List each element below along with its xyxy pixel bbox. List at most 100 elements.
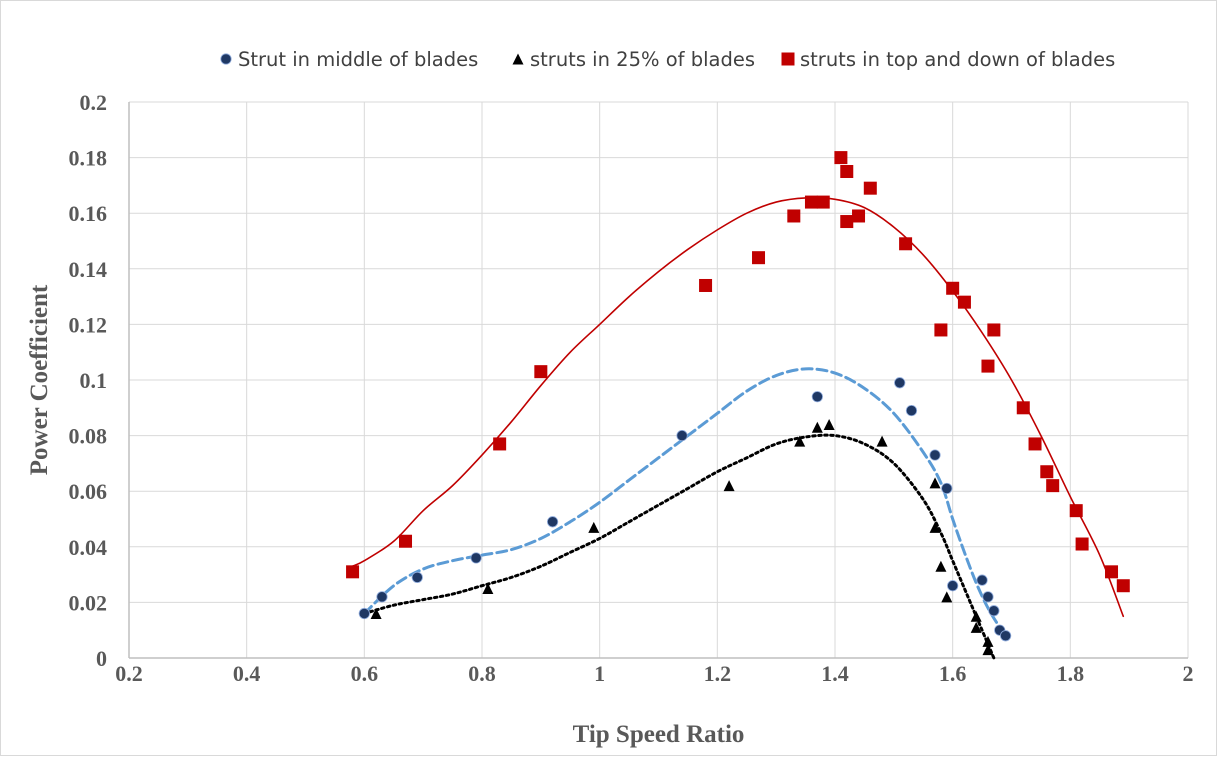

• • • • •

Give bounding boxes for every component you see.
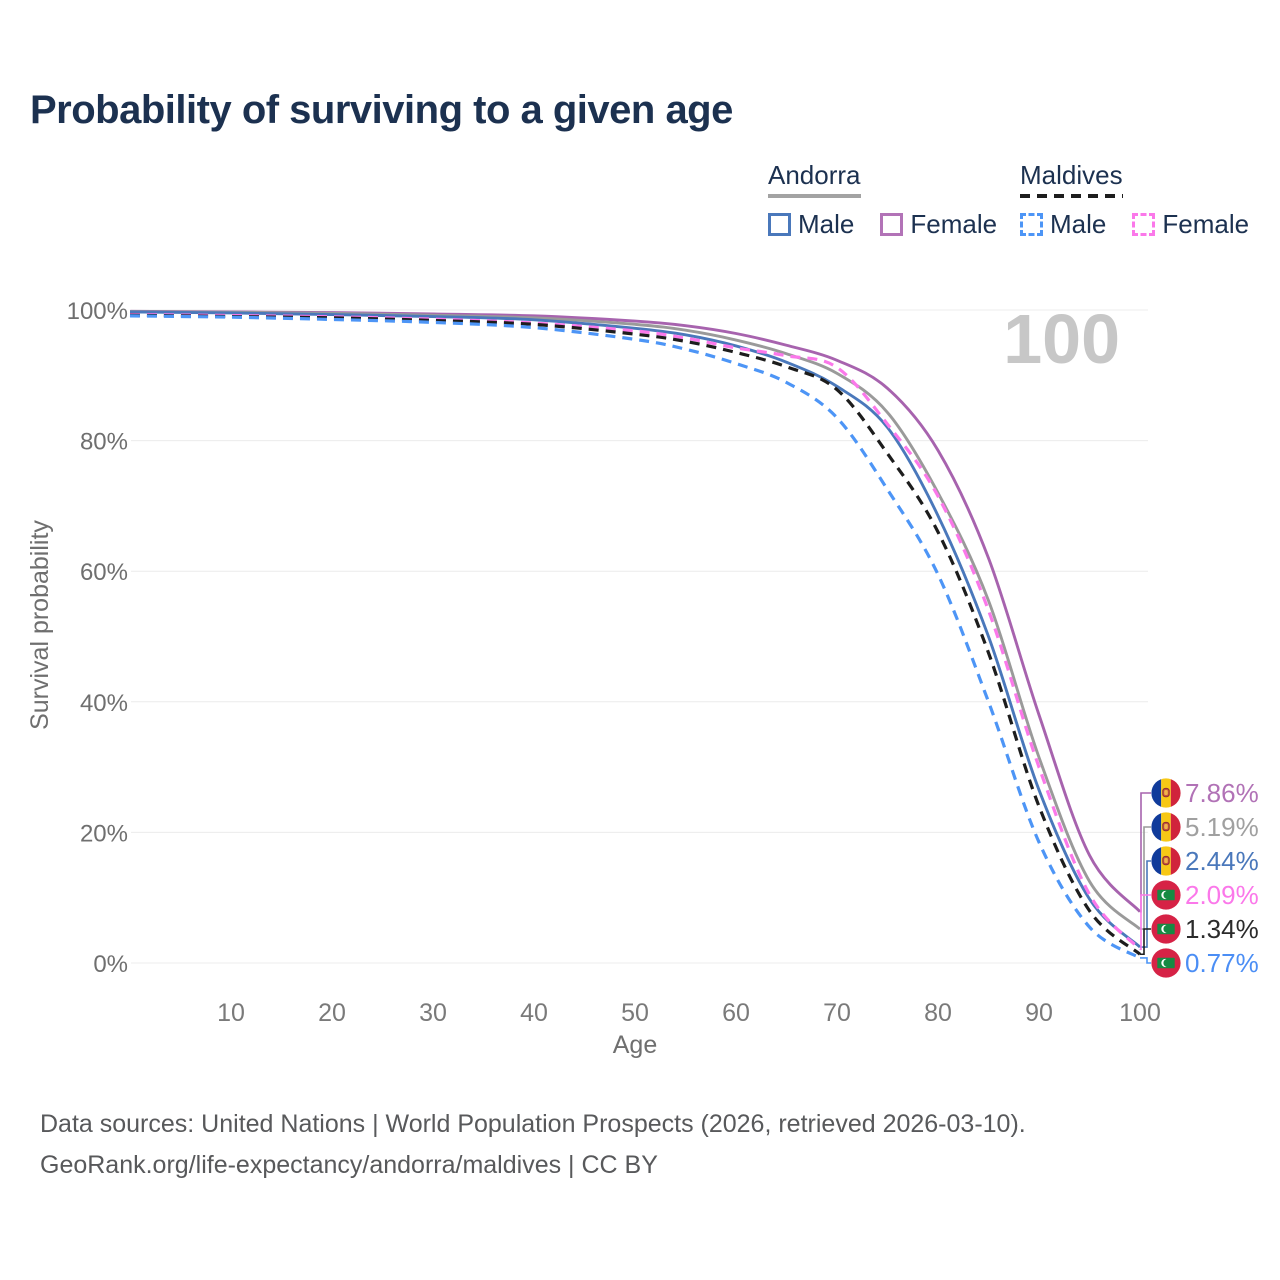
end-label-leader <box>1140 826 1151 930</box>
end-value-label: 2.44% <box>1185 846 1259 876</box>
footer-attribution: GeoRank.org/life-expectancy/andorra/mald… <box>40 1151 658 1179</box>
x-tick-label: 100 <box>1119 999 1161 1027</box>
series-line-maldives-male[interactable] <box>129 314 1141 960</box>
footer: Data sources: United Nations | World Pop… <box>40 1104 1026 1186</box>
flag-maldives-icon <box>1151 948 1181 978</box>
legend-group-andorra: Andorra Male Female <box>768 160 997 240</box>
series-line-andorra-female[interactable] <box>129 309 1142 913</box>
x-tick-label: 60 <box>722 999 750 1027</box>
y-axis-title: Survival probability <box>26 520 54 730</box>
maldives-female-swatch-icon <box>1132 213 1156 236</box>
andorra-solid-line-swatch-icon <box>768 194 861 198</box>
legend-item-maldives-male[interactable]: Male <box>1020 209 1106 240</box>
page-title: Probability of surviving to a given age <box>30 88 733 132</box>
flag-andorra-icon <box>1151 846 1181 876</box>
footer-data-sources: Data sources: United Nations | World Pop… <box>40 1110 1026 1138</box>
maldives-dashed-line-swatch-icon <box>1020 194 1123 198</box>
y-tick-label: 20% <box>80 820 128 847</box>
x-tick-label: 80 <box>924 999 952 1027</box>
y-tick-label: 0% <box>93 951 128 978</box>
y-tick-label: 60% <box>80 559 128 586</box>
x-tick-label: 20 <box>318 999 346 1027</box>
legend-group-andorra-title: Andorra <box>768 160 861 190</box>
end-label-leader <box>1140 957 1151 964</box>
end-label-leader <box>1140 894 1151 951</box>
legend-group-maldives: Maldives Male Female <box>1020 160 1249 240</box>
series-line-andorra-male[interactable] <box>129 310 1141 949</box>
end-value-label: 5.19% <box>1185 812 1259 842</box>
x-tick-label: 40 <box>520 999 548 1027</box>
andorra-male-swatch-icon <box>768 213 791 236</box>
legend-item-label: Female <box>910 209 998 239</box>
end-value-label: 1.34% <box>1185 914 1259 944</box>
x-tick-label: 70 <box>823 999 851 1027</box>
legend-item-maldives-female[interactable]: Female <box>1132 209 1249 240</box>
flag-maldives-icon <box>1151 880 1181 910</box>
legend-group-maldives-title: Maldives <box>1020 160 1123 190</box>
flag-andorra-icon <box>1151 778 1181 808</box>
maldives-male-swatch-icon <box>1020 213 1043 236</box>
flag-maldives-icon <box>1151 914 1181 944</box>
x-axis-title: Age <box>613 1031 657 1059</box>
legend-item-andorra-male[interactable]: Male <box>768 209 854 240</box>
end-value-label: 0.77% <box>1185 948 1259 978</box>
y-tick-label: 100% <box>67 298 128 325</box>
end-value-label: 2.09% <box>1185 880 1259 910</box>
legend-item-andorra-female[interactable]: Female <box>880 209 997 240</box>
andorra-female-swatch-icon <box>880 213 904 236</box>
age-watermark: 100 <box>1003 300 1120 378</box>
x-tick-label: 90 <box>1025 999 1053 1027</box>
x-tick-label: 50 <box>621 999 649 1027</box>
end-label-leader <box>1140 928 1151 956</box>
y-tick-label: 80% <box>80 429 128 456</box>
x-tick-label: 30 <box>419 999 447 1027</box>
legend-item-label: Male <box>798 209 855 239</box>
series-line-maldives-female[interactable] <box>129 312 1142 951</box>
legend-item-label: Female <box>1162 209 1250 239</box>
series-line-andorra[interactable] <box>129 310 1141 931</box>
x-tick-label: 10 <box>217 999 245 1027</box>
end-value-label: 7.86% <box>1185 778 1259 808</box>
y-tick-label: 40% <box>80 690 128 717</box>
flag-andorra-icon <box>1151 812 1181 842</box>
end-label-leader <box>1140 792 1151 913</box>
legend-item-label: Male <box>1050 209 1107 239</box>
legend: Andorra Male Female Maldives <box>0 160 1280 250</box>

• • • • •

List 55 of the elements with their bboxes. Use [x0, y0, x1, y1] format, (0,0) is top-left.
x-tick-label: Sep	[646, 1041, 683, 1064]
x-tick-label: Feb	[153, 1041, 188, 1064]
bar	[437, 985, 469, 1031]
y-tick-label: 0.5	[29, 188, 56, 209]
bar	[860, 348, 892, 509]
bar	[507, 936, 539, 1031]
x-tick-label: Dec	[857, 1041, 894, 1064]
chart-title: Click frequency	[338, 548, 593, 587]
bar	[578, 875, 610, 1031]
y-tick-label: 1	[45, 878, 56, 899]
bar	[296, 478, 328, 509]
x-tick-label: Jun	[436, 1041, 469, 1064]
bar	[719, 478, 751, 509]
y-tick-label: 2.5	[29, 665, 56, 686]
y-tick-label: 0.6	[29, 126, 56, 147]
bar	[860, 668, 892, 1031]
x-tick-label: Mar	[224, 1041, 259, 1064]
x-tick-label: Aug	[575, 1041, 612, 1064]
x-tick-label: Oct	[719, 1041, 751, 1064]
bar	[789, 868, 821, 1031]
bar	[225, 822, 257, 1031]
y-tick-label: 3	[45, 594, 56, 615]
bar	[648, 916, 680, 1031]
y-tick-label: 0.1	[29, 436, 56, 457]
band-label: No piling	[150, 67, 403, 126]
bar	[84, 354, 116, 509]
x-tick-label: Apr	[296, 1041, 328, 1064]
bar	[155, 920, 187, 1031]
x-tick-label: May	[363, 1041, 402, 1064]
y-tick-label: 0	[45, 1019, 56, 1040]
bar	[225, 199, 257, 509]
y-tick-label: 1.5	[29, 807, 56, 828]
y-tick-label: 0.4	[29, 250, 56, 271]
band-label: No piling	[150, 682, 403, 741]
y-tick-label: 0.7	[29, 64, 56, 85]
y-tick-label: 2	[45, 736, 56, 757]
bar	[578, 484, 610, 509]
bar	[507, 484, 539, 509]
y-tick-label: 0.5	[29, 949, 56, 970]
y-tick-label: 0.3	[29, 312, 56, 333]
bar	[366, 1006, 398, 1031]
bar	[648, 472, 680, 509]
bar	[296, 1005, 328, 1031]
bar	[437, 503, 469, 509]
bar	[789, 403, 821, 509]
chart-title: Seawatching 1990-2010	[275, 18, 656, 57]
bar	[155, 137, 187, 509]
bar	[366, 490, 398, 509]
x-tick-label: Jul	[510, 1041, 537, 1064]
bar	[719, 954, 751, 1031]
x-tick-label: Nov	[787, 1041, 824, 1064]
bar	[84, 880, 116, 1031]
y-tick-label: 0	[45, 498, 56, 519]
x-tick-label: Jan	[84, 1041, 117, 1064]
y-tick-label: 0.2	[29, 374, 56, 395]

• • • • •

● Given exercise:
Give the material from the line with "List 55 of the" up to and including the line with "478, 328, 509]" as a Markdown table with the columns No. and Material line, one numbered row per line and no blank lines.

● Exercise output:
| No. | Material line |
|---|---|
| 1 | List 55 of the elements with their bboxes. Use [x0, y0, x1, y1] format, (0,0) is top-left. |
| 2 | x-tick-label: Sep	[646, 1041, 683, 1064] |
| 3 | x-tick-label: Feb	[153, 1041, 188, 1064] |
| 4 | bar	[437, 985, 469, 1031] |
| 5 | y-tick-label: 0.5	[29, 188, 56, 209] |
| 6 | bar	[860, 348, 892, 509] |
| 7 | bar	[507, 936, 539, 1031] |
| 8 | x-tick-label: Dec	[857, 1041, 894, 1064] |
| 9 | chart-title: Click frequency	[338, 548, 593, 587] |
| 10 | bar	[578, 875, 610, 1031] |
| 11 | y-tick-label: 1	[45, 878, 56, 899] |
| 12 | bar	[296, 478, 328, 509] |